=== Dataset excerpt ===

┏━━

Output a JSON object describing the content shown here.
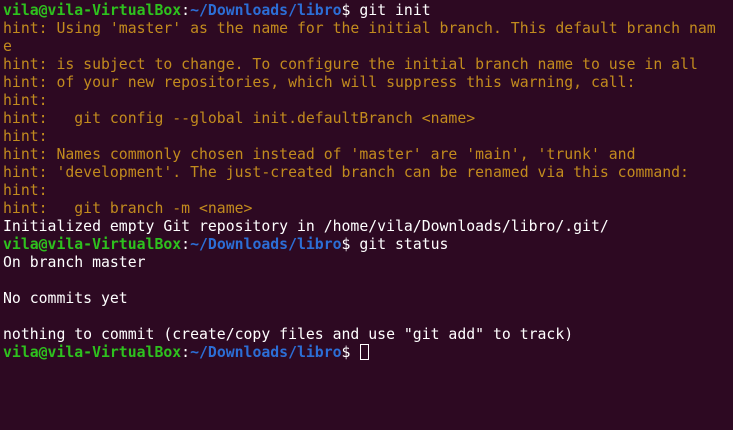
{
  "colors": {
    "background": "#2d0922",
    "user": "#2ec11e",
    "path": "#2c6ed6",
    "hint": "#c28b1e",
    "text": "#ffffff"
  },
  "prompt": {
    "user_host": "vila@vila-VirtualBox",
    "colon": ":",
    "path": "~/Downloads/libro",
    "dollar": "$ "
  },
  "commands": {
    "first": "git init",
    "second": "git status",
    "third": ""
  },
  "hints": [
    "hint: Using 'master' as the name for the initial branch. This default branch nam",
    "e",
    "hint: is subject to change. To configure the initial branch name to use in all",
    "hint: of your new repositories, which will suppress this warning, call:",
    "hint:",
    "hint:   git config --global init.defaultBranch <name>",
    "hint:",
    "hint: Names commonly chosen instead of 'master' are 'main', 'trunk' and",
    "hint: 'development'. The just-created branch can be renamed via this command:",
    "hint:",
    "hint:   git branch -m <name>"
  ],
  "output": {
    "initialized": "Initialized empty Git repository in /home/vila/Downloads/libro/.git/",
    "on_branch": "On branch master",
    "no_commits": "No commits yet",
    "nothing_to_commit": "nothing to commit (create/copy files and use \"git add\" to track)"
  }
}
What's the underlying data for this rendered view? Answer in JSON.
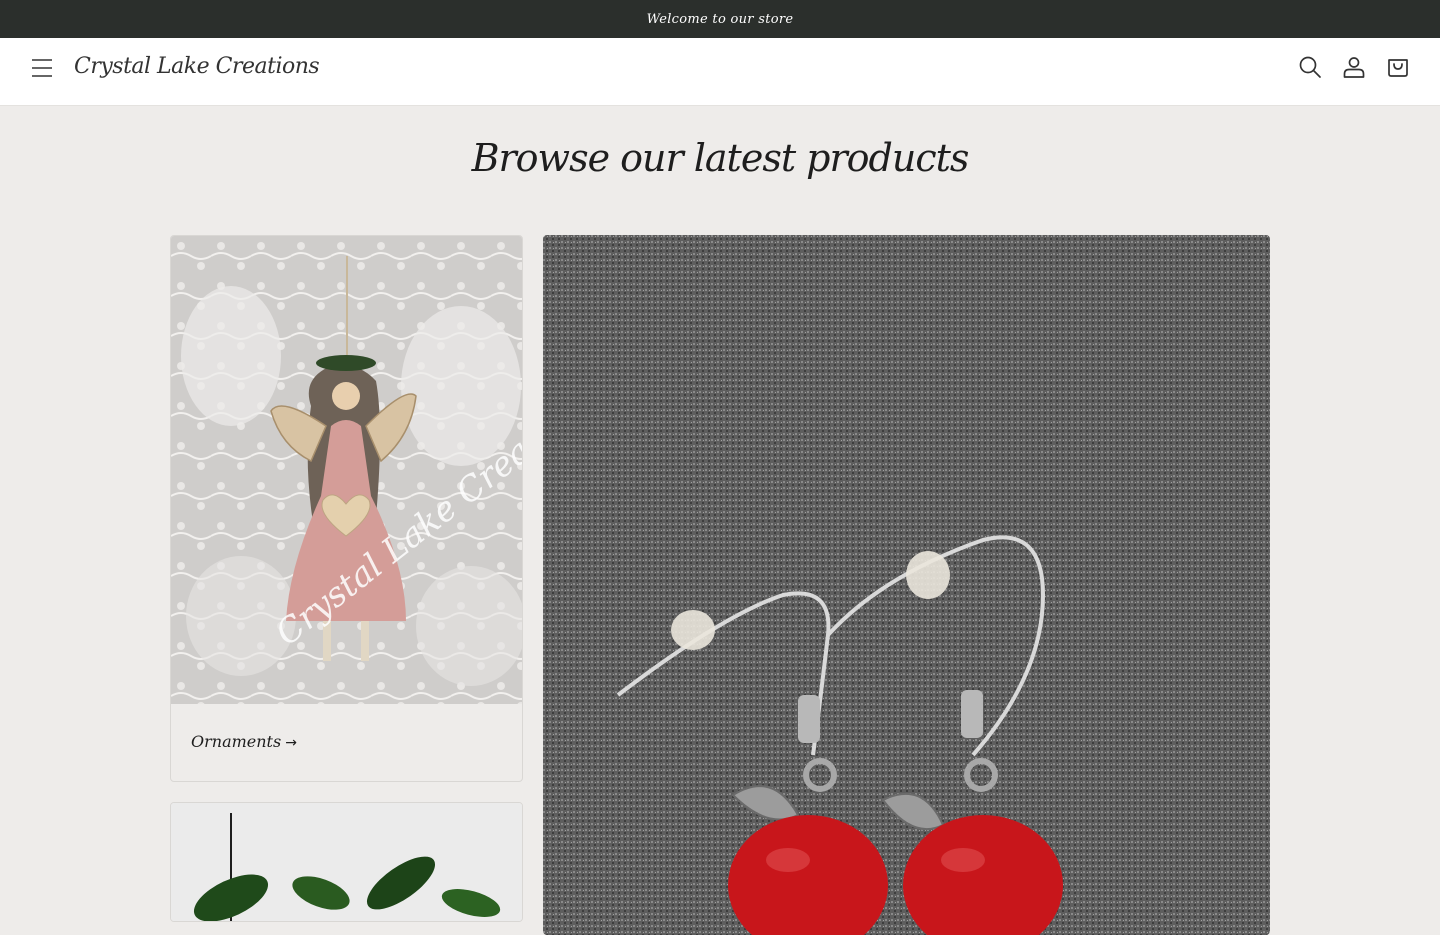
{
  "announcement": {
    "text": "Welcome to our store"
  },
  "header": {
    "brand": "Crystal Lake Creations",
    "icons": [
      "menu-icon",
      "search-icon",
      "account-icon",
      "cart-icon"
    ]
  },
  "main": {
    "title": "Browse our latest products",
    "collections": [
      {
        "label": "Ornaments",
        "arrow": "→"
      }
    ]
  },
  "colors": {
    "announcement_bg": "#2b2f2c",
    "page_bg": "#eeecea",
    "apple_red": "#c8161b"
  }
}
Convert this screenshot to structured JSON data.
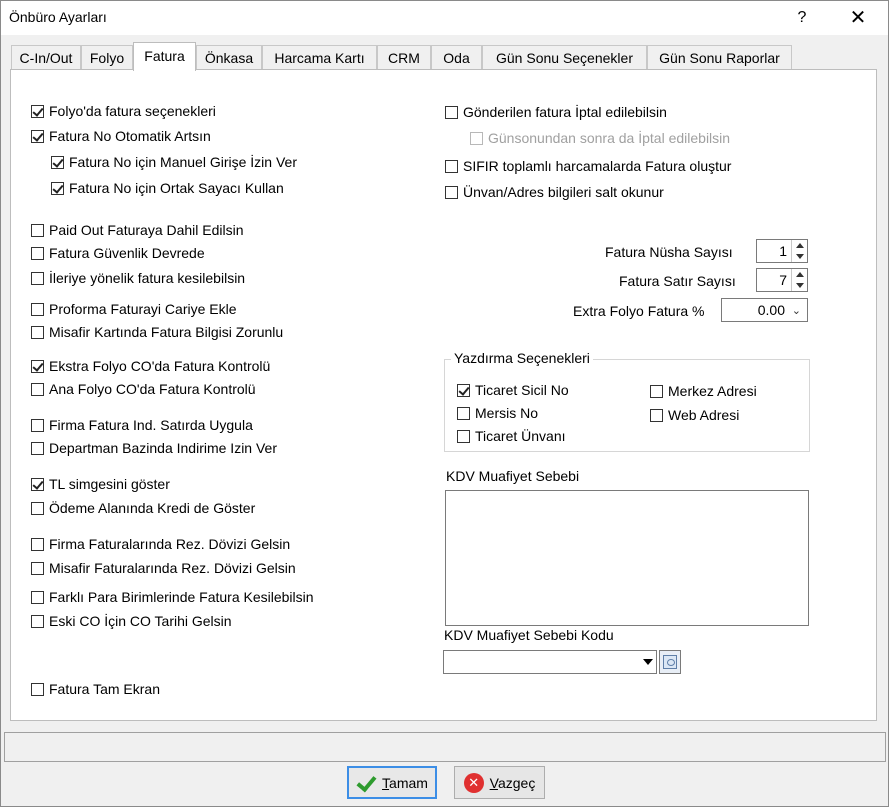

┗━━

=== TASK DIRECTIONS ===
Find how many lines in the listing contain the word "JSON" and give that count alone.

=== COMPLETE OUTPUT ===
3